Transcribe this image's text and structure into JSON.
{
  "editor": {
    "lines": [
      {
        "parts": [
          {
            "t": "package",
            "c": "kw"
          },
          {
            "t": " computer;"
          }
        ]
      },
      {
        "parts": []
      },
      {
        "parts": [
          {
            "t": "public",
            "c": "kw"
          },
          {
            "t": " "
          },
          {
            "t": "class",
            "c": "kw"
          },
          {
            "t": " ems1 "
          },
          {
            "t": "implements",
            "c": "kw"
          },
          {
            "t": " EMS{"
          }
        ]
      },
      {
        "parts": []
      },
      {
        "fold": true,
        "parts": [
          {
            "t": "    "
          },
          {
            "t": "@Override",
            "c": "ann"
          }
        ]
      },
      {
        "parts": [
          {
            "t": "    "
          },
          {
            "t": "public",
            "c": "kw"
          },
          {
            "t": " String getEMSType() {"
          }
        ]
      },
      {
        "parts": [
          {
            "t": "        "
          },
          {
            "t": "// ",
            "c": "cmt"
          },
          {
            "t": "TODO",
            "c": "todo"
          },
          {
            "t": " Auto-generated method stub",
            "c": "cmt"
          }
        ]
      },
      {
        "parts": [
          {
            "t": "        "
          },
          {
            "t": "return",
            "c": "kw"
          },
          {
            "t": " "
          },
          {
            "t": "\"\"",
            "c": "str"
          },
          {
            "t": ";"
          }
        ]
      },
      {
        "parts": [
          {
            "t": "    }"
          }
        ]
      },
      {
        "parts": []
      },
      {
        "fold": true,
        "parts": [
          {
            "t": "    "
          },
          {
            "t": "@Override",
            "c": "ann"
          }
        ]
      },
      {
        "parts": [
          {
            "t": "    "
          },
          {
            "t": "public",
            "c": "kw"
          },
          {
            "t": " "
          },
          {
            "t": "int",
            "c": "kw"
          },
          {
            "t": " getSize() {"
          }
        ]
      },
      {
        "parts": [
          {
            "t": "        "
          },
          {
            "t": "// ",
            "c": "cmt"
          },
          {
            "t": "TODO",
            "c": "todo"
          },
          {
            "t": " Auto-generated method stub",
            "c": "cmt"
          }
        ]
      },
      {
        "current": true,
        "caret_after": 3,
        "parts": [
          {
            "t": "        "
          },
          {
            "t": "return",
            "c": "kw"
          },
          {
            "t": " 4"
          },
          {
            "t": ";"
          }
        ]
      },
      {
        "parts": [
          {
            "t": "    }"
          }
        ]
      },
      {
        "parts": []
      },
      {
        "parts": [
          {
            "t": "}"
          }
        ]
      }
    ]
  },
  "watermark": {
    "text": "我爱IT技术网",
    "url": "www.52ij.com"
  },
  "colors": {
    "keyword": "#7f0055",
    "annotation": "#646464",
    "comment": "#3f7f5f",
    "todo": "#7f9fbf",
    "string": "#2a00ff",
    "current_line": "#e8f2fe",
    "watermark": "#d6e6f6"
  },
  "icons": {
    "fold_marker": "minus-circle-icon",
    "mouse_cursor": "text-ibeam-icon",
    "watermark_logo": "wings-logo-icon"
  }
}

============

YOUR GOAL: Considering only the records above, state the number of lines that include the word "text", with nothing added.

EXERCISE ANSWER: 3